*WHAT THE TASK ASKS:* Find each line with the word "improvement" and say how many there are, nothing else.

(Dataset records)
————————

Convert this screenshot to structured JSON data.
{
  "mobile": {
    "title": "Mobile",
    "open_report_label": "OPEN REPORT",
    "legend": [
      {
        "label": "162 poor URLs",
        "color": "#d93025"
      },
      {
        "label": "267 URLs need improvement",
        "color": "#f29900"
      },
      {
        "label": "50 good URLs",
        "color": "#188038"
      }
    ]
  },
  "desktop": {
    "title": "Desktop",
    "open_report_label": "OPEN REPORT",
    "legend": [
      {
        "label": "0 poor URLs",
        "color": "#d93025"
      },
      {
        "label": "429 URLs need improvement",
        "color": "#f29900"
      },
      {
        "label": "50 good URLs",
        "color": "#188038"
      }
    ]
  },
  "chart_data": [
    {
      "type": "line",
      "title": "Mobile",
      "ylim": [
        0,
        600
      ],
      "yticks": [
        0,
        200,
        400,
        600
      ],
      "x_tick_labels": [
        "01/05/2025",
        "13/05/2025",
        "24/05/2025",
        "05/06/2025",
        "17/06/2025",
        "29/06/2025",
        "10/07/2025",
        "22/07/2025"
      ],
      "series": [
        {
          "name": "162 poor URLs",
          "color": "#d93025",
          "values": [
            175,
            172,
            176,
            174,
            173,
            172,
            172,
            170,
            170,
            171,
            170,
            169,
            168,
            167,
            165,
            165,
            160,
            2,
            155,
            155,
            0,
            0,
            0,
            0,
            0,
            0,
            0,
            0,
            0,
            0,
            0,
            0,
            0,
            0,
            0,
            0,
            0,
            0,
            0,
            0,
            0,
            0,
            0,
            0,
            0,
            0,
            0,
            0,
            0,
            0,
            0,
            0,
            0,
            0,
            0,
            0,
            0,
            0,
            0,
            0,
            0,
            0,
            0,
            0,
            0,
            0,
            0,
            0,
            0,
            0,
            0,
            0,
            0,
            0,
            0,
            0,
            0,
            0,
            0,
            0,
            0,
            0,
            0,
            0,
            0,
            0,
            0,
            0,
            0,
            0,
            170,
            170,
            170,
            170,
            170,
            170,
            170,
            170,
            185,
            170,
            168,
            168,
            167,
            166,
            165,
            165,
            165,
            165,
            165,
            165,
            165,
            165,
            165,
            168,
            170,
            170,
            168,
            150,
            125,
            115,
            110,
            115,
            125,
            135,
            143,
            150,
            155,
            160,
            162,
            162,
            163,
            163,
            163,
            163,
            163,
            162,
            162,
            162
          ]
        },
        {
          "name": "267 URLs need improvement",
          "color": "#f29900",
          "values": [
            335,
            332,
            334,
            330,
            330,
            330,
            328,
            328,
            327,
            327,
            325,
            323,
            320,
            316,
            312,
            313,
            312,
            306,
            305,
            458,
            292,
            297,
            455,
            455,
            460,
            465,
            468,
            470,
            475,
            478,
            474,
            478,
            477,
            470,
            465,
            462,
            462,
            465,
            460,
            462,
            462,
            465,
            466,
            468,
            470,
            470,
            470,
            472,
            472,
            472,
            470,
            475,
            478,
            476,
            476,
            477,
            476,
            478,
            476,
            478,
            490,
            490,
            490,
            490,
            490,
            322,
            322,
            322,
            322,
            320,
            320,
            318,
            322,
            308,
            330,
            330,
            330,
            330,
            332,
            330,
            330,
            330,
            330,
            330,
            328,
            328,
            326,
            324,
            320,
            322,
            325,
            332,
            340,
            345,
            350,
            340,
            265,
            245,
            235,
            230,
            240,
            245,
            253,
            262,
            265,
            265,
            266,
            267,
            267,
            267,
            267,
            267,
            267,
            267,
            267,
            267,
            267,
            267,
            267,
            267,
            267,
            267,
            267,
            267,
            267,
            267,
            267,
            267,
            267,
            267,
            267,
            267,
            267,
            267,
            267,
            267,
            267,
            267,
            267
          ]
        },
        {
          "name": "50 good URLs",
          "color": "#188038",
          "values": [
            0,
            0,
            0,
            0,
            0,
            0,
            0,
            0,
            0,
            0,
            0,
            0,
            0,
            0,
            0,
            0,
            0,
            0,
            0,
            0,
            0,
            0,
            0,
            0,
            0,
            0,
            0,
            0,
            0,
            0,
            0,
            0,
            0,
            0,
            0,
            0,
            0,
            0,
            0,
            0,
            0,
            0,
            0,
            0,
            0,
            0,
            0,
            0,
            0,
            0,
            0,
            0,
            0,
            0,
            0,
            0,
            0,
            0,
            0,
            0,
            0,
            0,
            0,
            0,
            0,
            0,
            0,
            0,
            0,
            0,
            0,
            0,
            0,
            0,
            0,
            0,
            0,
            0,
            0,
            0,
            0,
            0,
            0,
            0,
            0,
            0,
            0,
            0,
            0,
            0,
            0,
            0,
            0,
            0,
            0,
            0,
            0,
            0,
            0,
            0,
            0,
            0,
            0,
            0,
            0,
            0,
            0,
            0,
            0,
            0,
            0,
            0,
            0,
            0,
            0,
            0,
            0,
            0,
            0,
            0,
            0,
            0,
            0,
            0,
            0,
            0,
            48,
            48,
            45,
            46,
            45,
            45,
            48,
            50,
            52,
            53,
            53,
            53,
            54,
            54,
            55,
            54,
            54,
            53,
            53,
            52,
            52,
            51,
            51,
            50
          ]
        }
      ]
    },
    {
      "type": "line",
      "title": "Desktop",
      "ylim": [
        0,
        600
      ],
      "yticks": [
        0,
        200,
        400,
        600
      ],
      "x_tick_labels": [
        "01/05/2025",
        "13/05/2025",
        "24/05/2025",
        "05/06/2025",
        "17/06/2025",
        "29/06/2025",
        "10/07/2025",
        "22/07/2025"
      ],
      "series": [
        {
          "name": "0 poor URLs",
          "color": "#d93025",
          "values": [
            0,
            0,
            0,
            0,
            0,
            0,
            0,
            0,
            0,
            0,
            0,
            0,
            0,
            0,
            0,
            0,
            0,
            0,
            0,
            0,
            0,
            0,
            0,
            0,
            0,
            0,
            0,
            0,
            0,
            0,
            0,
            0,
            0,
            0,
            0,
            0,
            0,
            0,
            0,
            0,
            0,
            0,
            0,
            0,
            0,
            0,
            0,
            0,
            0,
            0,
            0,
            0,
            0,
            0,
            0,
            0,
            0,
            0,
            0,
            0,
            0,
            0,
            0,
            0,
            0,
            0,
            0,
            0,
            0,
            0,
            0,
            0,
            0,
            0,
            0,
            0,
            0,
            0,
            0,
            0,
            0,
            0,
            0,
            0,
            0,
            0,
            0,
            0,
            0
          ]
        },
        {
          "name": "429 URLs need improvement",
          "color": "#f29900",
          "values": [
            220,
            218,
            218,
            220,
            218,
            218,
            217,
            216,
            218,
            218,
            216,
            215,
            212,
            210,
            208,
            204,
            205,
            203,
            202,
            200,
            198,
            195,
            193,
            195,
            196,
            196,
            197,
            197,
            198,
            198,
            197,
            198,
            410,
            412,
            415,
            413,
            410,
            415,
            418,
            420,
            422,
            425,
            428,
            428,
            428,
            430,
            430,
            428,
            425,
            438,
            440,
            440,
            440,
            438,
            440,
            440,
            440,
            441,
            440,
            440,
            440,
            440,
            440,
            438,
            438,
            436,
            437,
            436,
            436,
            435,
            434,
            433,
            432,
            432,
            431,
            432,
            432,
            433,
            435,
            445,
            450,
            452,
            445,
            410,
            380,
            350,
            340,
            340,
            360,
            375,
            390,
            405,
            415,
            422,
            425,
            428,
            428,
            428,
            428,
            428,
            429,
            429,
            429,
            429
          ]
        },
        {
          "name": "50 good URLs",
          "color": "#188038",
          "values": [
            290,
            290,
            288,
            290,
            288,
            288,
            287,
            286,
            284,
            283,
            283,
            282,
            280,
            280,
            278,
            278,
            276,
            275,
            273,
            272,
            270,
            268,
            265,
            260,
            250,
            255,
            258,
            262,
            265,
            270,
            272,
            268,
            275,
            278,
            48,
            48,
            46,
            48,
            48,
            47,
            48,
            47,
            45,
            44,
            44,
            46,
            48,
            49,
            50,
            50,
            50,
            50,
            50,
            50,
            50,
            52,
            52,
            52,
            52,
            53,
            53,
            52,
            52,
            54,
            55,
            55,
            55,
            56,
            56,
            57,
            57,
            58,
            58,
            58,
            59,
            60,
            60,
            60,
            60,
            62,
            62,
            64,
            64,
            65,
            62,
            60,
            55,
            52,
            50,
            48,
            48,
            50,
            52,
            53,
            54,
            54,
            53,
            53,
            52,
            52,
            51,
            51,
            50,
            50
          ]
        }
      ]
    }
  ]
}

————————

*OUTPUT FOR THIS EXERCISE:* 4